Set exercise:
Copy every line of the material below word for word.

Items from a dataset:
"""

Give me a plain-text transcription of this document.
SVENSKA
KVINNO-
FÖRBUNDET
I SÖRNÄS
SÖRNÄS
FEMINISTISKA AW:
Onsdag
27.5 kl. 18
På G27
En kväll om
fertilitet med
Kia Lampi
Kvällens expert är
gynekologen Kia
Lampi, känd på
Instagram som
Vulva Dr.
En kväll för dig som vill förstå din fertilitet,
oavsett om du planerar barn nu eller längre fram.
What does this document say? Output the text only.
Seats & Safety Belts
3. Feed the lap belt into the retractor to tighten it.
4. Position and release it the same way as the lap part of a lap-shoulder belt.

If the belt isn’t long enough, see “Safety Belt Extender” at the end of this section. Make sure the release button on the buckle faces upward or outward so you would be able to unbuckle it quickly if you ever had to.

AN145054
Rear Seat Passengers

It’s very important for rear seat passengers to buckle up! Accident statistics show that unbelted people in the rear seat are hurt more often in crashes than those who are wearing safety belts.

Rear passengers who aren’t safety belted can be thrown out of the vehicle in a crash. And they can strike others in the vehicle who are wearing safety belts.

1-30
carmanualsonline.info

"""

Correct response:
Give me a plain-text transcription of this document.
SVENSKA
KVINNO-
FÖRBUNDET
I SÖRNÄS
SÖRNÄS
FEMINISTISKA AW:
Onsdag
27.5 kl. 18
På G27
En kväll om
fertilitet med
Kia Lampi
Kvällens expert är
gynekologen Kia
Lampi, känd på
Instagram som
Vulva Dr.
En kväll för dig som vill förstå din fertilitet,
oavsett om du planerar barn nu eller längre fram.
What does this document say? Output the text only.
Seats & Safety Belts
3. Feed the lap belt into the retractor to tighten it.
4. Position and release it the same way as the lap part of a lap-shoulder belt.

If the belt isn’t long enough, see “Safety Belt Extender” at the end of this section. Make sure the release button on the buckle faces upward or outward so you would be able to unbuckle it quickly if you ever had to.

AN145054
Rear Seat Passengers

It’s very important for rear seat passengers to buckle up! Accident statistics show that unbelted people in the rear seat are hurt more often in crashes than those who are wearing safety belts.

Rear passengers who aren’t safety belted can be thrown out of the vehicle in a crash. And they can strike others in the vehicle who are wearing safety belts.

1-30
carmanualsonline.info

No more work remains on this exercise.